_Dataset rows about figures_:
= = = = =

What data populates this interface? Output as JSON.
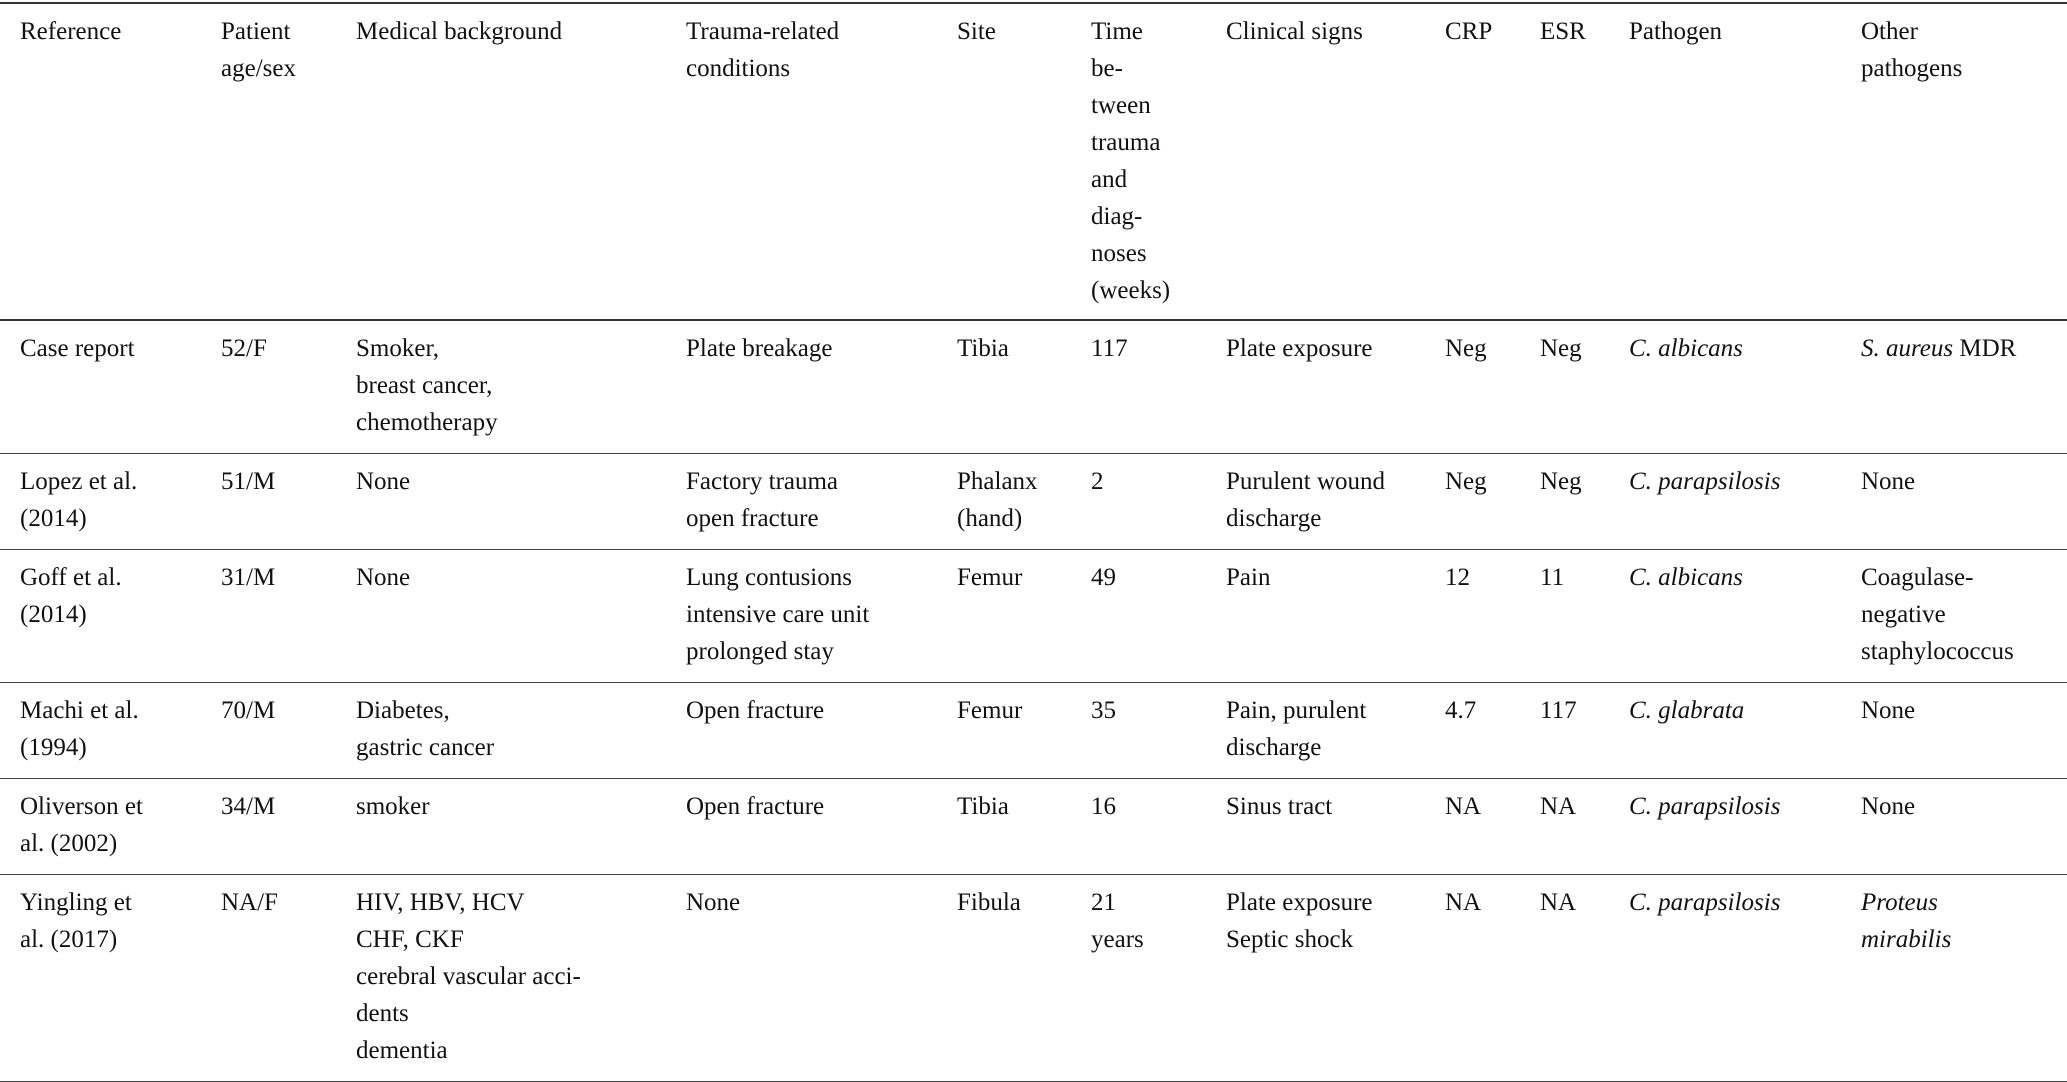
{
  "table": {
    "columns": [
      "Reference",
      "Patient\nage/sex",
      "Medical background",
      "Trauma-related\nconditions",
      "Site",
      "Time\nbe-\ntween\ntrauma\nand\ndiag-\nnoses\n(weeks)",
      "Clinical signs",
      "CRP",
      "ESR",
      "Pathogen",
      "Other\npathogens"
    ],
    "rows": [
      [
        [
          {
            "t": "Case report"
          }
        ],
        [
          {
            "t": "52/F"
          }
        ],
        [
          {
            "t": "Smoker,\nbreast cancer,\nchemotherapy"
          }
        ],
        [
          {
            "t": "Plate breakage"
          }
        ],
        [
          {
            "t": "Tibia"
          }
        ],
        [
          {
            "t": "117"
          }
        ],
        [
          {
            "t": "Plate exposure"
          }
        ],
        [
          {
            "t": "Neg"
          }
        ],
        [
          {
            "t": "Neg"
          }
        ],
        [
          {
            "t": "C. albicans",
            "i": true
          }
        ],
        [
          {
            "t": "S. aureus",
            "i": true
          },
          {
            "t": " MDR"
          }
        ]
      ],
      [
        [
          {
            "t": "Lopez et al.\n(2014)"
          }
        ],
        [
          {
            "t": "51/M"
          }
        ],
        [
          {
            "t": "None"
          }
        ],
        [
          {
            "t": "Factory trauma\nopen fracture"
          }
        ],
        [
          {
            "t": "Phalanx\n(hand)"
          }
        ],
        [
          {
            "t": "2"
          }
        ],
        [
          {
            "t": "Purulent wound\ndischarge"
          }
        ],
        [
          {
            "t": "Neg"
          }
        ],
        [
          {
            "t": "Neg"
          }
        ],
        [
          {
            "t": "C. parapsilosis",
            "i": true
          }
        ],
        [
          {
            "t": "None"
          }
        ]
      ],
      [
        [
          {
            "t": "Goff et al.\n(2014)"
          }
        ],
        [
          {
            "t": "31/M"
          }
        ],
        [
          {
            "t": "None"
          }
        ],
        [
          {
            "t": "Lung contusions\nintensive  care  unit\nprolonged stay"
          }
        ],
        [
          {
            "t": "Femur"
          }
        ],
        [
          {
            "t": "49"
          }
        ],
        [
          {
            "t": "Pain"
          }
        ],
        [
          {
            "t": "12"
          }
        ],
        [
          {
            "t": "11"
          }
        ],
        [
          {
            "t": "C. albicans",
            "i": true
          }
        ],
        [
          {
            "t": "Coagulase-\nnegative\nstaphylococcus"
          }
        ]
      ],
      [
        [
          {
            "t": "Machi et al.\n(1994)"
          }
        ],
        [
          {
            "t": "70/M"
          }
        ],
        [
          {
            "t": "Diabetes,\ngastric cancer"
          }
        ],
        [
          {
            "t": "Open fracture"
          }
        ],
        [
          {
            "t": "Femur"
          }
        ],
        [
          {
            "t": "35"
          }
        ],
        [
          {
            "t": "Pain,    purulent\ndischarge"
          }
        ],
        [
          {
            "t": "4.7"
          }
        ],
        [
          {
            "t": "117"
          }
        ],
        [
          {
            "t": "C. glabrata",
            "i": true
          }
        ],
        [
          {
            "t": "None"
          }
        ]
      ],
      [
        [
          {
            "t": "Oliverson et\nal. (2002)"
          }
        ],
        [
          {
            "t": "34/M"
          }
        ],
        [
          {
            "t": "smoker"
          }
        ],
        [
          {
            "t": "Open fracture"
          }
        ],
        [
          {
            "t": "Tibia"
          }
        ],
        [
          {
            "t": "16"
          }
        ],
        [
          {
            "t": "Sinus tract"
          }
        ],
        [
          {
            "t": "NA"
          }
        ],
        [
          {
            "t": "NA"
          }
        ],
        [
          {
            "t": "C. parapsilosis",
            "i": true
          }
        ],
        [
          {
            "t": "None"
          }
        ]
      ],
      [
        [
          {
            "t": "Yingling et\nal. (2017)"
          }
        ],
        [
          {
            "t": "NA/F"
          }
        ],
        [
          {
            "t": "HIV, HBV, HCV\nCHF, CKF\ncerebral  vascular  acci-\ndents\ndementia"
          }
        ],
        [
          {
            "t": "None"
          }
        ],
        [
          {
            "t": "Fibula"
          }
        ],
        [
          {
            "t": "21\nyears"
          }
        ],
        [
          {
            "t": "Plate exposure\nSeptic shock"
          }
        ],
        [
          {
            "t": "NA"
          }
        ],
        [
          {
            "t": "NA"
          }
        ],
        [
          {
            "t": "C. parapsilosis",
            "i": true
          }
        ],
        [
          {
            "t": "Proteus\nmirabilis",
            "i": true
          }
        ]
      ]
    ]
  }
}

= = = = =

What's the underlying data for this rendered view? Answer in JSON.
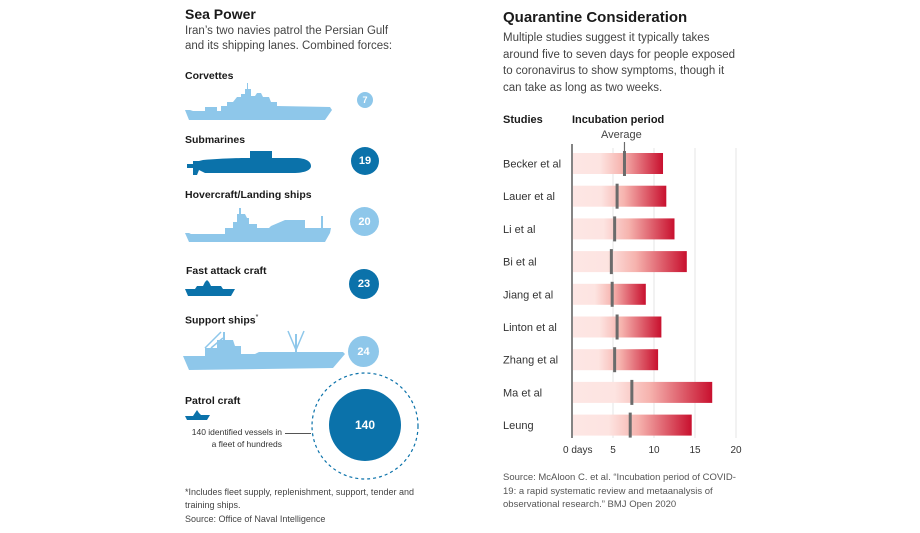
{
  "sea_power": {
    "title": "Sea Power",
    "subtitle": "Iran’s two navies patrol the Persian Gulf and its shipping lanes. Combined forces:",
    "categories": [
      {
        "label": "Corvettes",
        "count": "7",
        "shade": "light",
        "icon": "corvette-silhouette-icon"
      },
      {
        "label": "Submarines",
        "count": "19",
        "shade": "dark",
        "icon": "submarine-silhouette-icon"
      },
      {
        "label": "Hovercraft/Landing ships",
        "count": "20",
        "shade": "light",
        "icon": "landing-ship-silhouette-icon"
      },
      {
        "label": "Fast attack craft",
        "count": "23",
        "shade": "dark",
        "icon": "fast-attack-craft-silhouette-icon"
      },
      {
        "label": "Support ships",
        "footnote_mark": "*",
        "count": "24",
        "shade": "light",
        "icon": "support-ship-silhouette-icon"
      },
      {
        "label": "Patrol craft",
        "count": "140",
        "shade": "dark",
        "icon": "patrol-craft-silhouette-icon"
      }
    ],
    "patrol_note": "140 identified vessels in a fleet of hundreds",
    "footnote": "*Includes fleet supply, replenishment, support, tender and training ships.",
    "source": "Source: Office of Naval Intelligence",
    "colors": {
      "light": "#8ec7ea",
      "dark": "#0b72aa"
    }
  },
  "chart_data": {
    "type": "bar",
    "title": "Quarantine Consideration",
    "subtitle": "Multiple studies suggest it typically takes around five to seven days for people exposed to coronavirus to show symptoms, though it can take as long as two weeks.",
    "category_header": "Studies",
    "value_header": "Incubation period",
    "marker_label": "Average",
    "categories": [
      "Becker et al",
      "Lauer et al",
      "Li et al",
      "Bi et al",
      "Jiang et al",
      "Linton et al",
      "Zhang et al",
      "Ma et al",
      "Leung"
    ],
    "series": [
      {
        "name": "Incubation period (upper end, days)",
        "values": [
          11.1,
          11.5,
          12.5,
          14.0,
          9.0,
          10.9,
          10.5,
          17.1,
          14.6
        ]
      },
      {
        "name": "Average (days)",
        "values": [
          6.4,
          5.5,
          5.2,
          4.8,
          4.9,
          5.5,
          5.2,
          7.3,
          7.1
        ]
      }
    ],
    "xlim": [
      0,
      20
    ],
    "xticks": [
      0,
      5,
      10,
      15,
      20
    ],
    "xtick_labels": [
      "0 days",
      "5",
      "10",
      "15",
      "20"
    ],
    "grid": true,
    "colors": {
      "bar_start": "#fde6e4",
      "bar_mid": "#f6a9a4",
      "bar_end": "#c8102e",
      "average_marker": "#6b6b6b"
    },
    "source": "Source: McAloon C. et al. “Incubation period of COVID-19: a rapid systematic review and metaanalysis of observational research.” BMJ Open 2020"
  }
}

= = = = =

_WHAT TO DO_:
Pull out all lines containing the word "ships" from the entries above.

_WRITTEN SOLUTION_:
        "label": "Hovercraft/Landing ships",
        "label": "Support ships",
    "footnote": "*Includes fleet supply, replenishment, support, tender and training ships.",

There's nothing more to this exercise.